→ **WHAT THE TASK ASKS**: How many lines in the records below contain the word "name"? Give only the number.

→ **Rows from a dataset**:
—————

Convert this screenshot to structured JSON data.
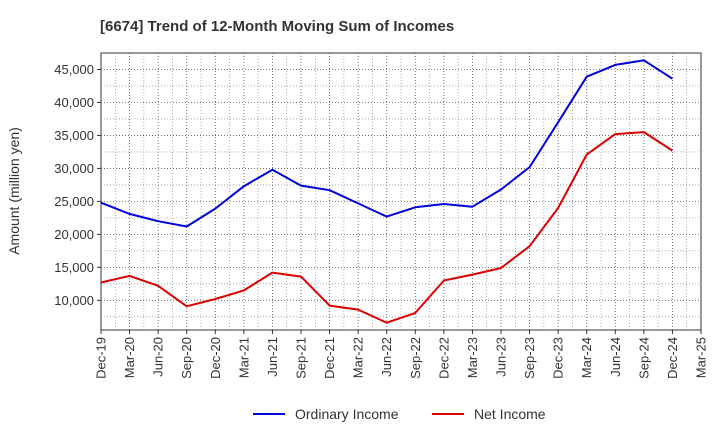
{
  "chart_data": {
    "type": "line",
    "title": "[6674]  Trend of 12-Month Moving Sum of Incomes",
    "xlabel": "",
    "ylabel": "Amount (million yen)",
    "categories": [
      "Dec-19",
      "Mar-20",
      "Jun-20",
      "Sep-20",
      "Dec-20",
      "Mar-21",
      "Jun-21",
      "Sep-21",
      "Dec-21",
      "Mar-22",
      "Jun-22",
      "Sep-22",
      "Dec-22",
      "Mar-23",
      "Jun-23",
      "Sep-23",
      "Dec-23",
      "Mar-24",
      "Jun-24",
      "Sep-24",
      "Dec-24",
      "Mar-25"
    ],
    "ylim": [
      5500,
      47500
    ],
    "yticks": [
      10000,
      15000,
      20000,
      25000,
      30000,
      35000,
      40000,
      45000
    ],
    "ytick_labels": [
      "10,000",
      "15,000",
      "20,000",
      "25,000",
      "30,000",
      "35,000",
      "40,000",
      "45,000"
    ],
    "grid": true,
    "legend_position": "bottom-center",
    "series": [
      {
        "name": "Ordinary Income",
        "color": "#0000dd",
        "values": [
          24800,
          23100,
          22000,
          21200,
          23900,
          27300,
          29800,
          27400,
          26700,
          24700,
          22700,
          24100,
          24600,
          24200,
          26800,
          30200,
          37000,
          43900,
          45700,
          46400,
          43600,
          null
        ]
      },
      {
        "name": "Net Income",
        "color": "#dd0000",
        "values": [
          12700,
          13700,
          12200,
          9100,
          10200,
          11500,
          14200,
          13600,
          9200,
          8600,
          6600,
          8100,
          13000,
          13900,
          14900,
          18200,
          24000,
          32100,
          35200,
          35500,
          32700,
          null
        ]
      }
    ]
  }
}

—————

→ **RESPONSE TO THIS EXERCISE**: 2